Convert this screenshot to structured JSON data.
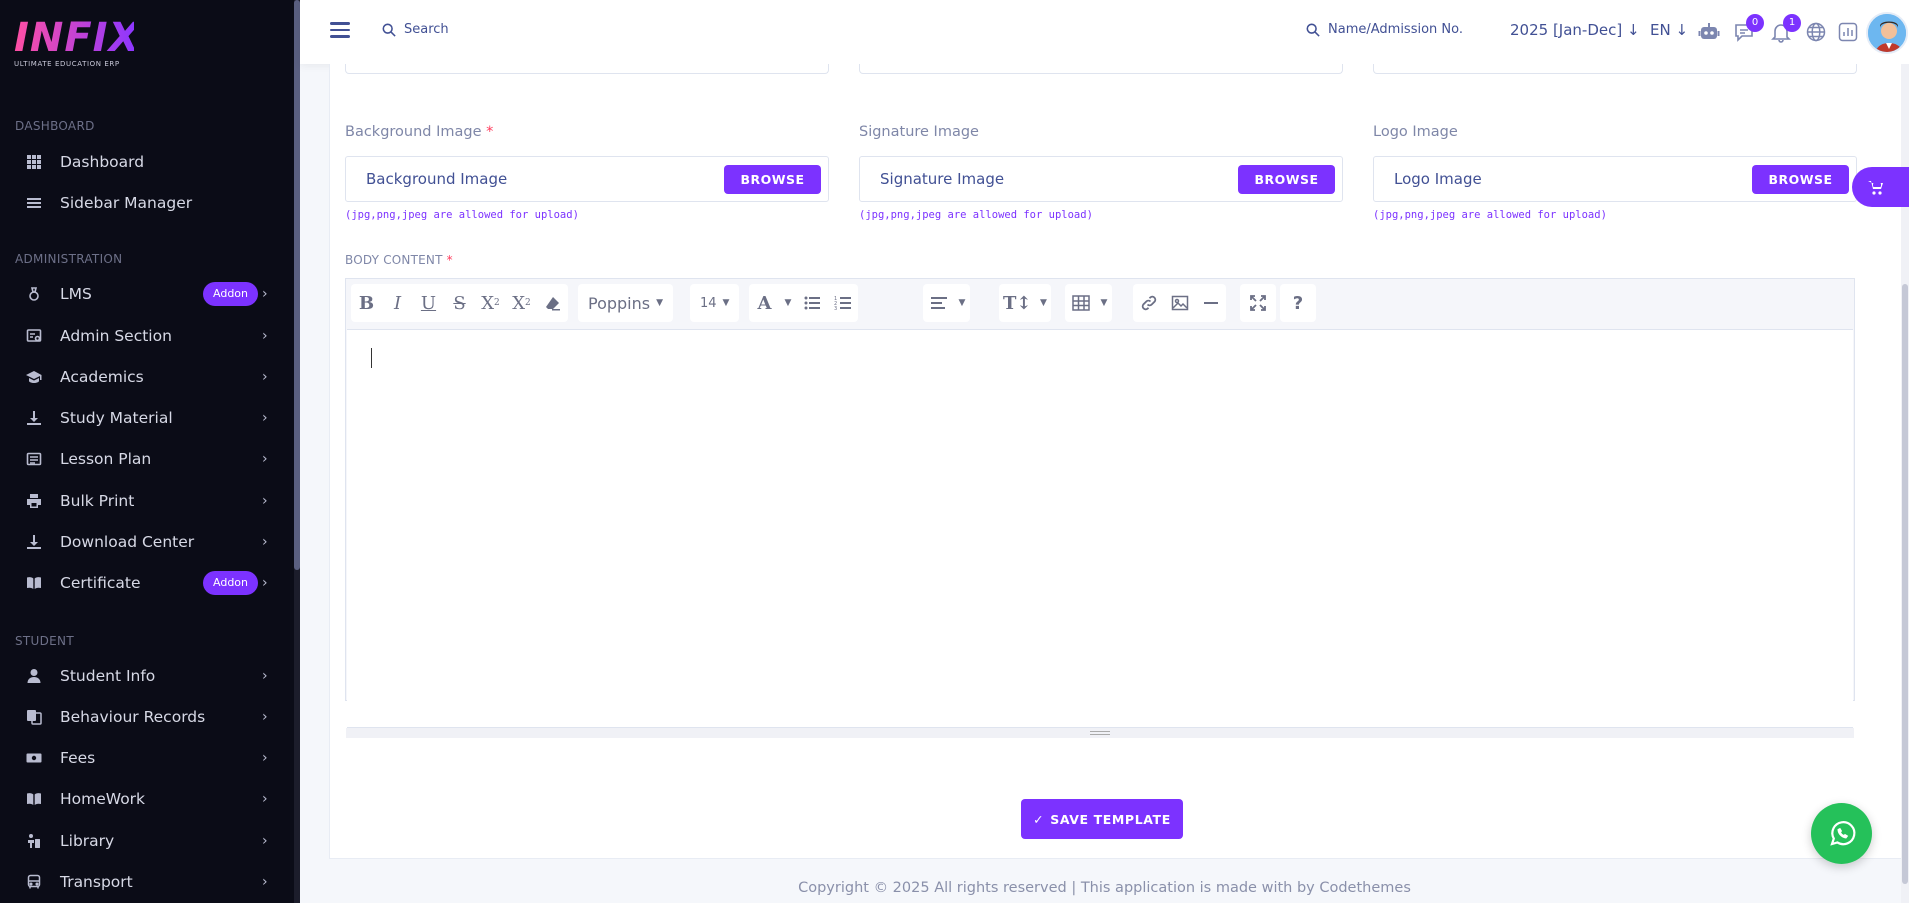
{
  "brand": {
    "name": "INFIX",
    "tagline": "ULTIMATE EDUCATION ERP"
  },
  "sidebar": {
    "sections": [
      {
        "label": "DASHBOARD",
        "items": [
          {
            "label": "Dashboard",
            "icon": "grid-icon"
          },
          {
            "label": "Sidebar Manager",
            "icon": "list-icon"
          }
        ]
      },
      {
        "label": "ADMINISTRATION",
        "items": [
          {
            "label": "LMS",
            "icon": "lms-icon",
            "badge": "Addon"
          },
          {
            "label": "Admin Section",
            "icon": "admin-icon"
          },
          {
            "label": "Academics",
            "icon": "graduation-cap-icon"
          },
          {
            "label": "Study Material",
            "icon": "download-icon"
          },
          {
            "label": "Lesson Plan",
            "icon": "lesson-icon"
          },
          {
            "label": "Bulk Print",
            "icon": "printer-icon"
          },
          {
            "label": "Download Center",
            "icon": "download-icon"
          },
          {
            "label": "Certificate",
            "icon": "book-icon",
            "badge": "Addon"
          }
        ]
      },
      {
        "label": "STUDENT",
        "items": [
          {
            "label": "Student Info",
            "icon": "user-icon"
          },
          {
            "label": "Behaviour Records",
            "icon": "records-icon"
          },
          {
            "label": "Fees",
            "icon": "money-icon"
          },
          {
            "label": "HomeWork",
            "icon": "book-icon"
          },
          {
            "label": "Library",
            "icon": "library-icon"
          },
          {
            "label": "Transport",
            "icon": "bus-icon"
          }
        ]
      }
    ]
  },
  "topbar": {
    "search_placeholder": "Search",
    "search2_placeholder": "Name/Admission No.",
    "session": "2025 [Jan-Dec]",
    "language": "EN",
    "chat_count": "0",
    "notification_count": "1"
  },
  "form": {
    "fields": [
      {
        "label": "Background Image",
        "placeholder": "Background Image",
        "button": "BROWSE",
        "hint": "(jpg,png,jpeg are allowed for upload)"
      },
      {
        "label": "Signature Image",
        "placeholder": "Signature Image",
        "button": "BROWSE",
        "hint": "(jpg,png,jpeg are allowed for upload)"
      },
      {
        "label": "Logo Image",
        "placeholder": "Logo Image",
        "button": "BROWSE",
        "hint": "(jpg,png,jpeg are allowed for upload)"
      }
    ],
    "required_mark": "*",
    "body_label": "BODY CONTENT",
    "editor": {
      "font": "Poppins",
      "size": "14"
    },
    "save_label": "SAVE TEMPLATE",
    "save_check": "✓"
  },
  "footer": {
    "text": "Copyright © 2025 All rights reserved | This application is made with by Codethemes"
  },
  "colors": {
    "accent": "#7c32ff",
    "sidebar_bg": "#0b0c17",
    "whatsapp": "#25c15a",
    "text": "#415094"
  }
}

☆ ☆ ☆

Search the records for the word "Signature", then list every line that has it.

        "label": "Signature Image",
        "placeholder": "Signature Image",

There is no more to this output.